Aorangia agama
- Conservation status: Data Deficit (NZ TCS)

Scientific classification
- Kingdom: Animalia
- Phylum: Arthropoda
- Subphylum: Chelicerata
- Class: Arachnida
- Order: Araneae
- Infraorder: Araneomorphae
- Family: Stiphidiidae
- Genus: Aorangia
- Species: A. agama
- Binomial name: Aorangia agama Forster & Wilton, 1973

= Aorangia agama =

- Authority: Forster & Wilton, 1973
- Conservation status: DD

Species of spider

Aorangia agama is a species of Stiphidiidae that is endemic to New Zealand.

==Taxonomy==
This species was described by Ray Forster and Cecil Wilton in 1973 from male and female specimens. The holotype is stored in Otago Museum.

==Description==
The male is recorded at 6.60mm in length whereas the female is 6.65mm. The carapace is coloured yellow brown with a dark brown pattern dorsally. The abdomen is olive brown.

==Distribution==
This species is only known from Taranaki, New Zealand.

==Conservation status==
Under the New Zealand Threat Classification System, this species is listed as "Data Deficient" with the qualifiers of "Data Poor: Size" and "Data Poor: Trend".

- _WHAT TO DO_: In the article on the spider Aorangia agama, which museum holds the holotype?

- _EXTRACTED INFORMATION_:

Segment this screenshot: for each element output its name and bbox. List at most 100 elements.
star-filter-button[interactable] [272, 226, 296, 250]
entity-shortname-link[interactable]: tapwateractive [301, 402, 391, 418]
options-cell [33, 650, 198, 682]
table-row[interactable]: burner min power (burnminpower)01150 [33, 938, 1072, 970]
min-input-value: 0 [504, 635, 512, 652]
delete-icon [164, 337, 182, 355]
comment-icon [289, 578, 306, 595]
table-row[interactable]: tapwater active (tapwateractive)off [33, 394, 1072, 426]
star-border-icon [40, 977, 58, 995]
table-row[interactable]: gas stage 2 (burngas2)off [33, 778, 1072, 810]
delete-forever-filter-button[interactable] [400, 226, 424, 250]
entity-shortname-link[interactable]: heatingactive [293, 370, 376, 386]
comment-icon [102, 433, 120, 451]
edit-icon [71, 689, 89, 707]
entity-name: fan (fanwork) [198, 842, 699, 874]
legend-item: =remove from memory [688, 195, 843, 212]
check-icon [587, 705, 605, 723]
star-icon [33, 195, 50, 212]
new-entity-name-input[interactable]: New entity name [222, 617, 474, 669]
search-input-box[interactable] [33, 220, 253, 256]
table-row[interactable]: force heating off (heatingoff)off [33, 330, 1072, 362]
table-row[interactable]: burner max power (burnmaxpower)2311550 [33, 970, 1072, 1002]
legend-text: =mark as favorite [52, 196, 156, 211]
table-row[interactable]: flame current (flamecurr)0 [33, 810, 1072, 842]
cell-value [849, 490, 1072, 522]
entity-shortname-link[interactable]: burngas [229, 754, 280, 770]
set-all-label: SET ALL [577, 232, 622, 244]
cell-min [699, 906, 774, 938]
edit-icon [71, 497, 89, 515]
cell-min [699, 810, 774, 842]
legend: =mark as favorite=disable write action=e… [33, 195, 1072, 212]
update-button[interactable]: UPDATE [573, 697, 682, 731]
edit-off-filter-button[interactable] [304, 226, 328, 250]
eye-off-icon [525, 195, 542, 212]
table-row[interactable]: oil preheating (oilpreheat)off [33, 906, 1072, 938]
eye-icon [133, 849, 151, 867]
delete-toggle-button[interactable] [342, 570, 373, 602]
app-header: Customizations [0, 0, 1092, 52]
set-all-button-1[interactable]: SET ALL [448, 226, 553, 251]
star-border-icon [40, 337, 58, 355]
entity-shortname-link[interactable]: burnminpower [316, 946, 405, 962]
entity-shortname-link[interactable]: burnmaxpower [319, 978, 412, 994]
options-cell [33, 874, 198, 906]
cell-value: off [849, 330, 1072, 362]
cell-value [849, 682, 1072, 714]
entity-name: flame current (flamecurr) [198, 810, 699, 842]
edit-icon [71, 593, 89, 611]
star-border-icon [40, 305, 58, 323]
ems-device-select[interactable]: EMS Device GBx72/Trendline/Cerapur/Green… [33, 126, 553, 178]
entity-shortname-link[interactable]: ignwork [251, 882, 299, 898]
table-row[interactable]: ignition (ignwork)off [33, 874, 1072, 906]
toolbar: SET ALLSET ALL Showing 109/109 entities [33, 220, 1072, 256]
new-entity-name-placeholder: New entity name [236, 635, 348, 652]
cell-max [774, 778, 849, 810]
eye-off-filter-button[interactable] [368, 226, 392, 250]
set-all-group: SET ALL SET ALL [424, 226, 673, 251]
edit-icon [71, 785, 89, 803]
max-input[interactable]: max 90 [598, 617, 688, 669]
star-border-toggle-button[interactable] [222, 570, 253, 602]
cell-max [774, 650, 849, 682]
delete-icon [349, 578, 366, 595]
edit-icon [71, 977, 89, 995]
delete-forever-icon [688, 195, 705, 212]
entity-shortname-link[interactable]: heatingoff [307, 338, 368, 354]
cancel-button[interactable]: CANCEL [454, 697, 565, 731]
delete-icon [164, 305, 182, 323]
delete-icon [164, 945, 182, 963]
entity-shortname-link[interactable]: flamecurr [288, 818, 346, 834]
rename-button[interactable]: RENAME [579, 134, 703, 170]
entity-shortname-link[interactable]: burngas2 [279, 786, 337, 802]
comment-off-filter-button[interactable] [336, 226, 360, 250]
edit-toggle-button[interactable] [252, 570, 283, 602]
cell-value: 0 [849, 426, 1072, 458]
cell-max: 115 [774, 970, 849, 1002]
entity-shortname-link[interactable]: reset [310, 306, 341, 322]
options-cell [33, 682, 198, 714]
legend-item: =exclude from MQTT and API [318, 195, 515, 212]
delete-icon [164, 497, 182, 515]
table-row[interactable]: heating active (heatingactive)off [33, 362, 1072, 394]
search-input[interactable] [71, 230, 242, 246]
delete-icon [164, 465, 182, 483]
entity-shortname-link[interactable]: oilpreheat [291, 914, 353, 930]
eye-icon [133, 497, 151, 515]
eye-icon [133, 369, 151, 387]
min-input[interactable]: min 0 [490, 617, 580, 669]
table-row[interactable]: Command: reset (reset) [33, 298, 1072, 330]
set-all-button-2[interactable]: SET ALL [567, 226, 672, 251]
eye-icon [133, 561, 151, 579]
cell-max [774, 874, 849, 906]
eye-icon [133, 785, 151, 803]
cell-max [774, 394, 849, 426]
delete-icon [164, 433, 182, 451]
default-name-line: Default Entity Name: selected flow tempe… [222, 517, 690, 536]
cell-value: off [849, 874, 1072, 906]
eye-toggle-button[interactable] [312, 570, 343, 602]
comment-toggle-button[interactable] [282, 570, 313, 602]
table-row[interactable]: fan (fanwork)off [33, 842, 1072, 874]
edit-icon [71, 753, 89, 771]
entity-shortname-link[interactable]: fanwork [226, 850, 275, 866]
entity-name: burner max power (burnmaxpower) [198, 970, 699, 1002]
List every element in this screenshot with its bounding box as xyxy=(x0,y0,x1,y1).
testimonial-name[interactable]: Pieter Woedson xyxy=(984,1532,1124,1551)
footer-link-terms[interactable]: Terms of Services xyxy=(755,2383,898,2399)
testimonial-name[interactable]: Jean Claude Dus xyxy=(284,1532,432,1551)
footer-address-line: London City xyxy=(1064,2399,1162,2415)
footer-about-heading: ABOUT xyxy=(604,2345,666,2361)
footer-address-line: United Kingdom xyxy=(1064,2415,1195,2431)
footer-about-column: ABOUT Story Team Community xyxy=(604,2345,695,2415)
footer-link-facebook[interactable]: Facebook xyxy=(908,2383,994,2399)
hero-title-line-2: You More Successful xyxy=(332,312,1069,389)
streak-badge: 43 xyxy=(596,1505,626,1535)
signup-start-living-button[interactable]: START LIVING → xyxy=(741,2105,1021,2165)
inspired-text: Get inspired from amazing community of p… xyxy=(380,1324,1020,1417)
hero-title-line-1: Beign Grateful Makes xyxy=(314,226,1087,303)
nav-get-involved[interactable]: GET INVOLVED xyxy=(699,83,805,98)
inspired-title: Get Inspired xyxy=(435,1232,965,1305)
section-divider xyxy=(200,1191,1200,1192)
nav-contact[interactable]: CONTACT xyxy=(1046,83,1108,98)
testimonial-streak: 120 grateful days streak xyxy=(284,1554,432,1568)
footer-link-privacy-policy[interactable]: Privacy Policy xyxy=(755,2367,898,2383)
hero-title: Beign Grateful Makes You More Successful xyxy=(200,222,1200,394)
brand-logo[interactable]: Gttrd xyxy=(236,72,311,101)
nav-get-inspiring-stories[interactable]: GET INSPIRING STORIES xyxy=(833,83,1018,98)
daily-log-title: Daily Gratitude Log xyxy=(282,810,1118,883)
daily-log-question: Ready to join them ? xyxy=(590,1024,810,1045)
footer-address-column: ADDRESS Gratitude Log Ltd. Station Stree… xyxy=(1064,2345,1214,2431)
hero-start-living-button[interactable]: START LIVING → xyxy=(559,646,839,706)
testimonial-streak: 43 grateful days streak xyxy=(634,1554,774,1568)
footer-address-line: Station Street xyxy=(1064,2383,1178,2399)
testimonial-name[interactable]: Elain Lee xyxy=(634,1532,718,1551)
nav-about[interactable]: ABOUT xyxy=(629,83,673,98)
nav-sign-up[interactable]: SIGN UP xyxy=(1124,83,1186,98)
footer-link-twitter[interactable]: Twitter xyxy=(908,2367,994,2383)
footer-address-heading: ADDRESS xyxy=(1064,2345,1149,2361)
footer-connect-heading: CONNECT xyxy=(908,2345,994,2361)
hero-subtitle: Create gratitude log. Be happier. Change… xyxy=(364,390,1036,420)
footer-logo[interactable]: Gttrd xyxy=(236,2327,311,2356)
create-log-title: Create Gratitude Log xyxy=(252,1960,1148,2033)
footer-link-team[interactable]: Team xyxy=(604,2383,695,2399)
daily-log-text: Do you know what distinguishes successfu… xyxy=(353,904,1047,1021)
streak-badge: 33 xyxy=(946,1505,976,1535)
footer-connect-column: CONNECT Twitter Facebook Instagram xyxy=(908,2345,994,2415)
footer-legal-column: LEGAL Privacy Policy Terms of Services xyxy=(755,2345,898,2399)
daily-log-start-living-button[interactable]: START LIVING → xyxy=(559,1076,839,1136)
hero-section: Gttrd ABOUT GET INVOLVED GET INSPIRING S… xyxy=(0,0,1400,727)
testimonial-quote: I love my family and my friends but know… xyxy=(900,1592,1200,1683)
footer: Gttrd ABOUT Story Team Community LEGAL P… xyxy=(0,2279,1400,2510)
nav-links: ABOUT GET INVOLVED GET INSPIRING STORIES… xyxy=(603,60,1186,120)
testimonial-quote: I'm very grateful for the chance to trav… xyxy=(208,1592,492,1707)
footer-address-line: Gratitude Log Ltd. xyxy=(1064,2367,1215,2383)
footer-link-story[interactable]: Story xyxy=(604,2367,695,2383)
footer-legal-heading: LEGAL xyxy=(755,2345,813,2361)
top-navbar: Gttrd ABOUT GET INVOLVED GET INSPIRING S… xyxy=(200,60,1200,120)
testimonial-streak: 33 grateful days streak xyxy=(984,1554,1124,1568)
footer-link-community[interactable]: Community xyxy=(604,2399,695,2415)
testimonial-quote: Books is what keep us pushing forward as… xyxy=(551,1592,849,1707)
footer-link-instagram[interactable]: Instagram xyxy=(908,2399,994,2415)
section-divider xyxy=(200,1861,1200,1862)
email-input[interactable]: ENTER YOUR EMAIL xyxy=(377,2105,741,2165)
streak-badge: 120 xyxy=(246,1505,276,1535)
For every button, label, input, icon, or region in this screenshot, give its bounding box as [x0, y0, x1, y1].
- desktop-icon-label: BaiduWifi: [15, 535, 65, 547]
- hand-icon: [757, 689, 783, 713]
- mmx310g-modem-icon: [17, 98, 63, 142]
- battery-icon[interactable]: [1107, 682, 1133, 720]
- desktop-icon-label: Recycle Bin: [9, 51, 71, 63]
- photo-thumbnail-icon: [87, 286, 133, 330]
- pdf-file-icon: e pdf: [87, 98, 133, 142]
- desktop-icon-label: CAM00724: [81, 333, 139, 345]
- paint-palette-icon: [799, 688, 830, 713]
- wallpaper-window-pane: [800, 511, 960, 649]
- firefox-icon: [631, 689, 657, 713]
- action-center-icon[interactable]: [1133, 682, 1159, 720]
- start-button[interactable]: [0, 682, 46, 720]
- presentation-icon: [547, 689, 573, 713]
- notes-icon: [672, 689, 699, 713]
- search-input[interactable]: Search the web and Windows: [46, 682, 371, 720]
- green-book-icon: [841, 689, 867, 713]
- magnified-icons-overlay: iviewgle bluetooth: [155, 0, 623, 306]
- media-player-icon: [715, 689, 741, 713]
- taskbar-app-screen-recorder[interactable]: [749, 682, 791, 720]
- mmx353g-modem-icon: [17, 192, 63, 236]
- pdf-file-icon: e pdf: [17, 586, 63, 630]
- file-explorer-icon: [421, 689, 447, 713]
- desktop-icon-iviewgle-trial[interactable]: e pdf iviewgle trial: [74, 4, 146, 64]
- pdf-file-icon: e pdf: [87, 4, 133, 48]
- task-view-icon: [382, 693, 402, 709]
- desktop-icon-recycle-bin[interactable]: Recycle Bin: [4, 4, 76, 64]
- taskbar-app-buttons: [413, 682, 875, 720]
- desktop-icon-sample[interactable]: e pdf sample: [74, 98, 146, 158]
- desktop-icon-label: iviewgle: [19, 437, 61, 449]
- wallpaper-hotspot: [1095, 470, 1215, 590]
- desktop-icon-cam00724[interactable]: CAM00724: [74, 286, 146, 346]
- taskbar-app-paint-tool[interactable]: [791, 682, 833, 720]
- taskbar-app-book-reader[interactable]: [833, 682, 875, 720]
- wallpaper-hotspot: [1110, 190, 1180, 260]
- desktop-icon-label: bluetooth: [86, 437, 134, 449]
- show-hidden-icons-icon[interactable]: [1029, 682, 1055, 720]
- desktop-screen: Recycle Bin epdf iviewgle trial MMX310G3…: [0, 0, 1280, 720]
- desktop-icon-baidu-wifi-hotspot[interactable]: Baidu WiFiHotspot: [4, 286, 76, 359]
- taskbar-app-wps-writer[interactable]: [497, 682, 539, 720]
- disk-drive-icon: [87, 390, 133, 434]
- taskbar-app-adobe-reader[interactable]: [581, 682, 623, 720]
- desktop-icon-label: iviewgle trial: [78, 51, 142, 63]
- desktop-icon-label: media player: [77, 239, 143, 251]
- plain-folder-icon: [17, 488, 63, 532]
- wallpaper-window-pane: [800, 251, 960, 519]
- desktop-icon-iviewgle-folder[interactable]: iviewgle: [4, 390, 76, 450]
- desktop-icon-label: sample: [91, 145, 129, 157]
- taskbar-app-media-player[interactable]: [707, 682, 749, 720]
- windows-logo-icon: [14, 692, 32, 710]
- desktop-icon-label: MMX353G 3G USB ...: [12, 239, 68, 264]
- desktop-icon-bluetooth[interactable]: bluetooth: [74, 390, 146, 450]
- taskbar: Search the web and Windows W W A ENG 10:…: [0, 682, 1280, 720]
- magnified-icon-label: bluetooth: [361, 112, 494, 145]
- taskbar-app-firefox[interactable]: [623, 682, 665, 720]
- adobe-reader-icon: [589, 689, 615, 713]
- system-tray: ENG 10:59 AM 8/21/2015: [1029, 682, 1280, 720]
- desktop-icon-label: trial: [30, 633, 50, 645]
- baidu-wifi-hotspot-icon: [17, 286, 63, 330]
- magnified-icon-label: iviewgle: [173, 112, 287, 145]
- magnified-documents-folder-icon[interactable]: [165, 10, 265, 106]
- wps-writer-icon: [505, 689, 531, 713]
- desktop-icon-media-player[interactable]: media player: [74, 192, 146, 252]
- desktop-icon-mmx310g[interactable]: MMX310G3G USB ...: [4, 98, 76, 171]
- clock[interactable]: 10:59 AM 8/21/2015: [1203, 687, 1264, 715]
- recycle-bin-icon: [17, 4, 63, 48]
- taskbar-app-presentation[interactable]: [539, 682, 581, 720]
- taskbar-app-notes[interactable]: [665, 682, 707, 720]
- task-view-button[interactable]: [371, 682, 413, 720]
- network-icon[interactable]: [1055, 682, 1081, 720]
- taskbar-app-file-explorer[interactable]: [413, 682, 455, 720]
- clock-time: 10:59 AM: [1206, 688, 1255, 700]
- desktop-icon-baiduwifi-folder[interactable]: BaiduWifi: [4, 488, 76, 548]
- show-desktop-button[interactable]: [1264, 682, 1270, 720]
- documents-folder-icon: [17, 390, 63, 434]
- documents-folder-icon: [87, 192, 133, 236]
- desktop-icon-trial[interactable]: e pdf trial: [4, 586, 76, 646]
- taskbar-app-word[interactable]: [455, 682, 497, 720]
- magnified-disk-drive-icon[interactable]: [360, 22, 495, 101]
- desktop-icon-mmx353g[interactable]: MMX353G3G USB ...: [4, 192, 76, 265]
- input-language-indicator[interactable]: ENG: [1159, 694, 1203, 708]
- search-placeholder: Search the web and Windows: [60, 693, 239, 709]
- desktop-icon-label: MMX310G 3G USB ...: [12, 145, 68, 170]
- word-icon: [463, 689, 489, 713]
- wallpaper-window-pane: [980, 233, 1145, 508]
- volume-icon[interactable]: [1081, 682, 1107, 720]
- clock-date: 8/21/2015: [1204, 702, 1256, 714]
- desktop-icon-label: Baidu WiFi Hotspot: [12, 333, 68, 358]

- _OUTPUT FOR THIS EXERCISE_: Otago Museum.